Short task:
Make an exact copy of all the records.

——————————

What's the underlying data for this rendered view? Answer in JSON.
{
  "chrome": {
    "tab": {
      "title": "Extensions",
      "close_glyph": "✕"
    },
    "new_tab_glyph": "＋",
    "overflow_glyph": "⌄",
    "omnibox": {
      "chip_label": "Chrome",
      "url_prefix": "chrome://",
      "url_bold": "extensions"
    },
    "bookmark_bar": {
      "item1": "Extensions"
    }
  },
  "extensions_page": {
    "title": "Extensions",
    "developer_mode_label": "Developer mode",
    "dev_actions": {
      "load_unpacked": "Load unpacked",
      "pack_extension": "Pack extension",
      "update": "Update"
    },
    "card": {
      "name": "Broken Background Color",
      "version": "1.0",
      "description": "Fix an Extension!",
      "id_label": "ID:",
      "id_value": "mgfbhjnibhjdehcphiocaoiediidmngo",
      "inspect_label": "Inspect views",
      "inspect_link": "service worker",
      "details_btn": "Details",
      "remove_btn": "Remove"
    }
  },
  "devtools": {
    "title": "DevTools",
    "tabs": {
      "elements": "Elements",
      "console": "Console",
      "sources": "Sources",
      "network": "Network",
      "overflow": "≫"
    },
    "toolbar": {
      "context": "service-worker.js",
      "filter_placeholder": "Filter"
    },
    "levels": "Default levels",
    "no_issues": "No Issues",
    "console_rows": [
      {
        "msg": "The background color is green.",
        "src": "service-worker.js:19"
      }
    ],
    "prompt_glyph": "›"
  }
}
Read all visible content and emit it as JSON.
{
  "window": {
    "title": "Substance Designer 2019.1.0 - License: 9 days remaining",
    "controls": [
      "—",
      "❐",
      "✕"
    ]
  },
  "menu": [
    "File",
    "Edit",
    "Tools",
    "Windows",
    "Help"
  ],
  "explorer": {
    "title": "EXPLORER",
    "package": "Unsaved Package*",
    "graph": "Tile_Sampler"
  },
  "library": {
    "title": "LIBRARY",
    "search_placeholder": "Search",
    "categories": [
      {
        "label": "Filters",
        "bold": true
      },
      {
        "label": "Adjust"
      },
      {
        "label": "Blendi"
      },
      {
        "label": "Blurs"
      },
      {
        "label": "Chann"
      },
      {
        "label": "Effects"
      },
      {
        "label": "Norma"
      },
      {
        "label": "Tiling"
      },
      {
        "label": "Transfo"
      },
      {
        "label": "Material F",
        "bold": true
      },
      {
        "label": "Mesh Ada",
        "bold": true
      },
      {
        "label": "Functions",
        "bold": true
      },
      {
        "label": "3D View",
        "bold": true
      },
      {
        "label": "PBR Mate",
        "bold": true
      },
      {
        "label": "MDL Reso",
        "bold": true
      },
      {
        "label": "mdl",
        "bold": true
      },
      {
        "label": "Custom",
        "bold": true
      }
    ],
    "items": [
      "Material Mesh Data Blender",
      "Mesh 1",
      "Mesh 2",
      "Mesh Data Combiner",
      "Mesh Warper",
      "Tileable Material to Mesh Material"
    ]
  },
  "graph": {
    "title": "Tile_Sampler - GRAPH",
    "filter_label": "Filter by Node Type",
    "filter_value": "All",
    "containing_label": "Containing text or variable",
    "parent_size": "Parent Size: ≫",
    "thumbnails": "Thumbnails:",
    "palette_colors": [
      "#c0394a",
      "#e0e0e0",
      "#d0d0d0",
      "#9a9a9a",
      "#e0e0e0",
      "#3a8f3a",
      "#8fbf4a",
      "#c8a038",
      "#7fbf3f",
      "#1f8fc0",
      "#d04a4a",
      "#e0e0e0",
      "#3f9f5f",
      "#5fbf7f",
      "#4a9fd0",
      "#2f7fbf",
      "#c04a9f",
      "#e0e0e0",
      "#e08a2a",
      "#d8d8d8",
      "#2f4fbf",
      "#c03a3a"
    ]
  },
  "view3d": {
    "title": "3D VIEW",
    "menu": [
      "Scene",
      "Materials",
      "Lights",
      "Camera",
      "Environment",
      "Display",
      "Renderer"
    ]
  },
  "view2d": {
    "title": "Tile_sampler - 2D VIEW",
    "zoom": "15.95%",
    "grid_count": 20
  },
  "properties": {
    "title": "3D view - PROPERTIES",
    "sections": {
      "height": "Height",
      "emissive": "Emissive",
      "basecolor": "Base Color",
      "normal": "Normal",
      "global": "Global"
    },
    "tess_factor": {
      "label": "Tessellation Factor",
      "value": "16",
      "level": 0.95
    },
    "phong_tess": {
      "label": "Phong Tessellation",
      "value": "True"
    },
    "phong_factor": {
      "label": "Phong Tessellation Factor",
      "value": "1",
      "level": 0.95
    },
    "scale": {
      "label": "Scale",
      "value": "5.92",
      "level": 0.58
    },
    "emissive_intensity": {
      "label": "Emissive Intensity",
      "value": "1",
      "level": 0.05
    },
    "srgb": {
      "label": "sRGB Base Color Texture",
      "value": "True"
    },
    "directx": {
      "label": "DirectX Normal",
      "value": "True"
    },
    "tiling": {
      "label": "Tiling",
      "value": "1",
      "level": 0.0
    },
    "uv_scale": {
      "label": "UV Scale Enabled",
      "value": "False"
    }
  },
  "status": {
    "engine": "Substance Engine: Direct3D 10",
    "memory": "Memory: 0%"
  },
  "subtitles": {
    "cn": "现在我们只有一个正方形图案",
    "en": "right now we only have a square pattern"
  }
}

——————————

Completed exercise:
What's the underlying data for this rendered view? Answer in JSON.
{
  "chrome": {
    "tab": {
      "title": "Extensions",
      "close_glyph": "✕"
    },
    "new_tab_glyph": "＋",
    "overflow_glyph": "⌄",
    "omnibox": {
      "chip_label": "Chrome",
      "url_prefix": "chrome://",
      "url_bold": "extensions"
    },
    "bookmark_bar": {
      "item1": "Extensions"
    }
  },
  "extensions_page": {
    "title": "Extensions",
    "developer_mode_label": "Developer mode",
    "dev_actions": {
      "load_unpacked": "Load unpacked",
      "pack_extension": "Pack extension",
      "update": "Update"
    },
    "card": {
      "name": "Broken Background Color",
      "version": "1.0",
      "description": "Fix an Extension!",
      "id_label": "ID:",
      "id_value": "mgfbhjnibhjdehcphiocaoiediidmngo",
      "inspect_label": "Inspect views",
      "inspect_link": "service worker",
      "details_btn": "Details",
      "remove_btn": "Remove"
    }
  },
  "devtools": {
    "title": "DevTools",
    "tabs": {
      "elements": "Elements",
      "console": "Console",
      "sources": "Sources",
      "network": "Network",
      "overflow": "≫"
    },
    "toolbar": {
      "context": "service-worker.js",
      "filter_placeholder": "Filter"
    },
    "levels": "Default levels",
    "no_issues": "No Issues",
    "console_rows": [
      {
        "msg": "The background color is green.",
        "src": "service-worker.js:19"
      }
    ],
    "prompt_glyph": "›"
  }
}
Read all visible content and emit it as JSON.
{
  "window": {
    "title": "Substance Designer 2019.1.0 - License: 9 days remaining",
    "controls": [
      "—",
      "❐",
      "✕"
    ]
  },
  "menu": [
    "File",
    "Edit",
    "Tools",
    "Windows",
    "Help"
  ],
  "explorer": {
    "title": "EXPLORER",
    "package": "Unsaved Package*",
    "graph": "Tile_Sampler"
  },
  "library": {
    "title": "LIBRARY",
    "search_placeholder": "Search",
    "categories": [
      {
        "label": "Filters",
        "bold": true
      },
      {
        "label": "Adjust"
      },
      {
        "label": "Blendi"
      },
      {
        "label": "Blurs"
      },
      {
        "label": "Chann"
      },
      {
        "label": "Effects"
      },
      {
        "label": "Norma"
      },
      {
        "label": "Tiling"
      },
      {
        "label": "Transfo"
      },
      {
        "label": "Material F",
        "bold": true
      },
      {
        "label": "Mesh Ada",
        "bold": true
      },
      {
        "label": "Functions",
        "bold": true
      },
      {
        "label": "3D View",
        "bold": true
      },
      {
        "label": "PBR Mate",
        "bold": true
      },
      {
        "label": "MDL Reso",
        "bold": true
      },
      {
        "label": "mdl",
        "bold": true
      },
      {
        "label": "Custom",
        "bold": true
      }
    ],
    "items": [
      "Material Mesh Data Blender",
      "Mesh 1",
      "Mesh 2",
      "Mesh Data Combiner",
      "Mesh Warper",
      "Tileable Material to Mesh Material"
    ]
  },
  "graph": {
    "title": "Tile_Sampler - GRAPH",
    "filter_label": "Filter by Node Type",
    "filter_value": "All",
    "containing_label": "Containing text or variable",
    "parent_size": "Parent Size: ≫",
    "thumbnails": "Thumbnails:",
    "palette_colors": [
      "#c0394a",
      "#e0e0e0",
      "#d0d0d0",
      "#9a9a9a",
      "#e0e0e0",
      "#3a8f3a",
      "#8fbf4a",
      "#c8a038",
      "#7fbf3f",
      "#1f8fc0",
      "#d04a4a",
      "#e0e0e0",
      "#3f9f5f",
      "#5fbf7f",
      "#4a9fd0",
      "#2f7fbf",
      "#c04a9f",
      "#e0e0e0",
      "#e08a2a",
      "#d8d8d8",
      "#2f4fbf",
      "#c03a3a"
    ]
  },
  "view3d": {
    "title": "3D VIEW",
    "menu": [
      "Scene",
      "Materials",
      "Lights",
      "Camera",
      "Environment",
      "Display",
      "Renderer"
    ]
  },
  "view2d": {
    "title": "Tile_sampler - 2D VIEW",
    "zoom": "15.95%",
    "grid_count": 20
  },
  "properties": {
    "title": "3D view - PROPERTIES",
    "sections": {
      "height": "Height",
      "emissive": "Emissive",
      "basecolor": "Base Color",
      "normal": "Normal",
      "global": "Global"
    },
    "tess_factor": {
      "label": "Tessellation Factor",
      "value": "16",
      "level": 0.95
    },
    "phong_tess": {
      "label": "Phong Tessellation",
      "value": "True"
    },
    "phong_factor": {
      "label": "Phong Tessellation Factor",
      "value": "1",
      "level": 0.95
    },
    "scale": {
      "label": "Scale",
      "value": "5.92",
      "level": 0.58
    },
    "emissive_intensity": {
      "label": "Emissive Intensity",
      "value": "1",
      "level": 0.05
    },
    "srgb": {
      "label": "sRGB Base Color Texture",
      "value": "True"
    },
    "directx": {
      "label": "DirectX Normal",
      "value": "True"
    },
    "tiling": {
      "label": "Tiling",
      "value": "1",
      "level": 0.0
    },
    "uv_scale": {
      "label": "UV Scale Enabled",
      "value": "False"
    }
  },
  "status": {
    "engine": "Substance Engine: Direct3D 10",
    "memory": "Memory: 0%"
  },
  "subtitles": {
    "cn": "现在我们只有一个正方形图案",
    "en": "right now we only have a square pattern"
  }
}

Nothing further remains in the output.